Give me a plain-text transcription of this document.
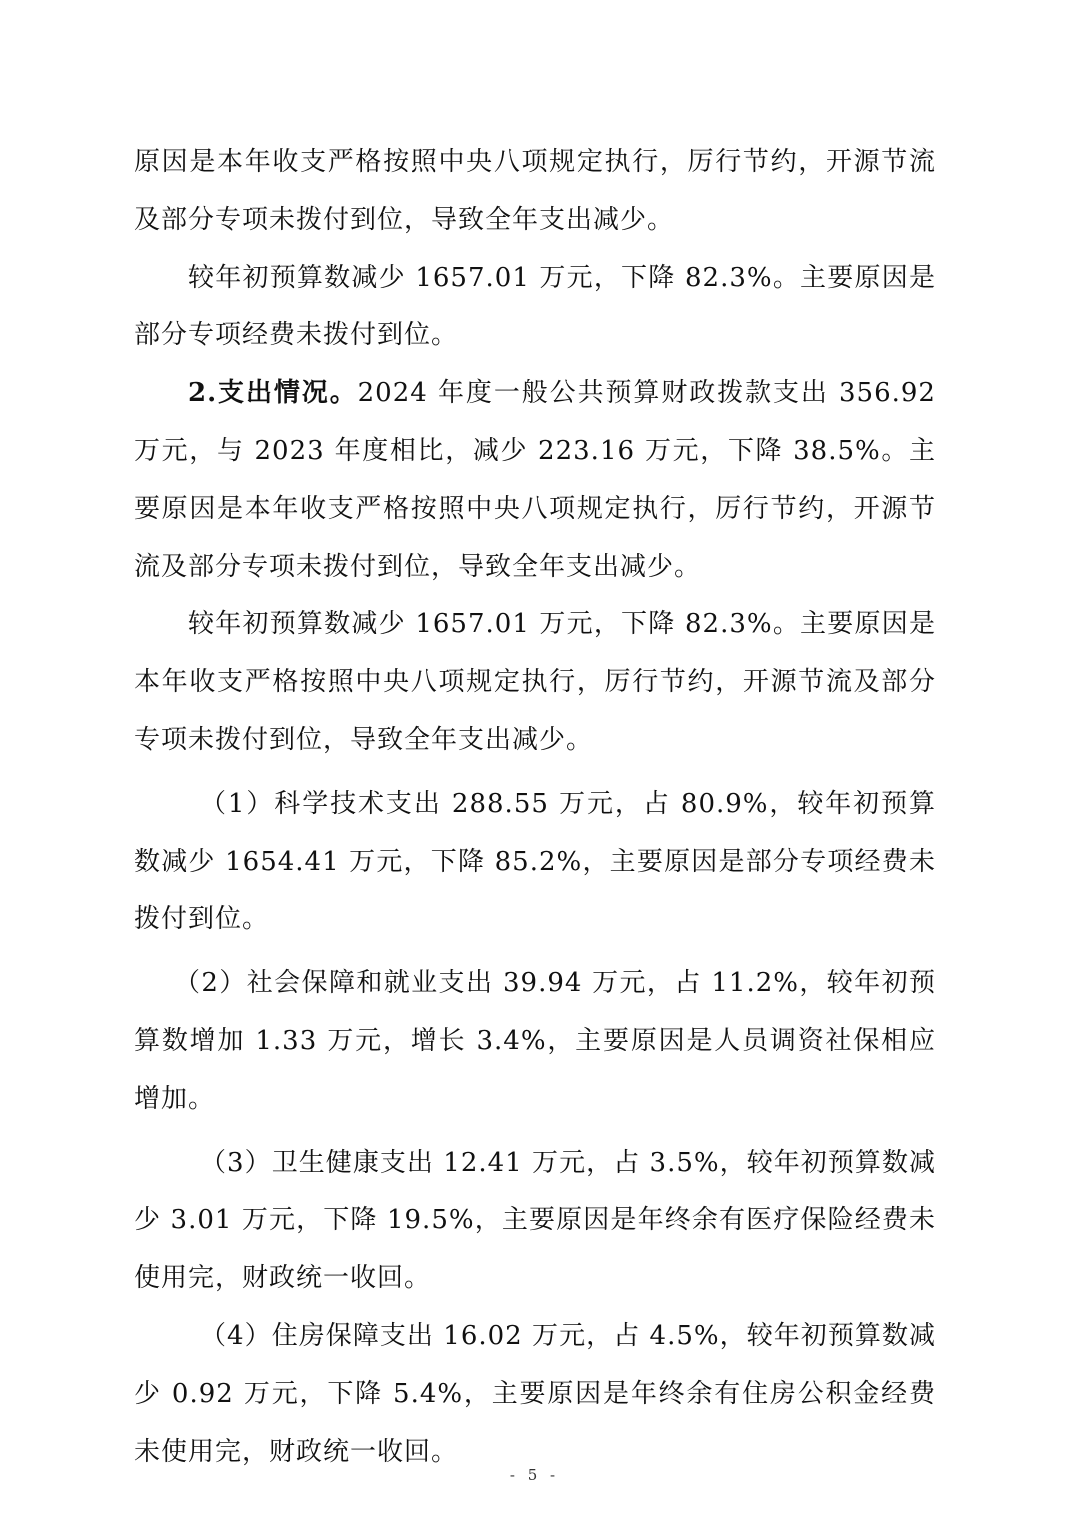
原因是本年收支严格按照中央八项规定执行，厉行节约，开源节流及部分专项未拨付到位，导致全年支出减少。

较年初预算数减少 1657.01 万元，下降 82.3%。主要原因是部分专项经费未拨付到位。

2.支出情况。2024 年度一般公共预算财政拨款支出 356.92 万元，与 2023 年度相比，减少 223.16 万元，下降 38.5%。主要原因是本年收支严格按照中央八项规定执行，厉行节约，开源节流及部分专项未拨付到位，导致全年支出减少。

较年初预算数减少 1657.01 万元，下降 82.3%。主要原因是本年收支严格按照中央八项规定执行，厉行节约，开源节流及部分专项未拨付到位，导致全年支出减少。

（1）科学技术支出 288.55 万元，占 80.9%，较年初预算数减少 1654.41 万元，下降 85.2%，主要原因是部分专项经费未拨付到位。

（2）社会保障和就业支出 39.94 万元，占 11.2%，较年初预算数增加 1.33 万元，增长 3.4%，主要原因是人员调资社保相应增加。

（3）卫生健康支出 12.41 万元，占 3.5%，较年初预算数减少 3.01 万元，下降 19.5%，主要原因是年终余有医疗保险经费未使用完，财政统一收回。

（4）住房保障支出 16.02 万元，占 4.5%，较年初预算数减少 0.92 万元，下降 5.4%，主要原因是年终余有住房公积金经费未使用完，财政统一收回。

- 5 -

◆ **Exercise instructions**
From the data above, pick out each line containing "导致全年支出减少" and copy it.

◆ **Result**
原因是本年收支严格按照中央八项规定执行，厉行节约，开源节流及部分专项未拨付到位，导致全年支出减少。
2.支出情况。2024 年度一般公共预算财政拨款支出 356.92 万元，与 2023 年度相比，减少 223.16 万元，下降 38.5%。主要原因是本年收支严格按照中央八项规定执行，厉行节约，开源节流及部分专项未拨付到位，导致全年支出减少。
较年初预算数减少 1657.01 万元，下降 82.3%。主要原因是本年收支严格按照中央八项规定执行，厉行节约，开源节流及部分专项未拨付到位，导致全年支出减少。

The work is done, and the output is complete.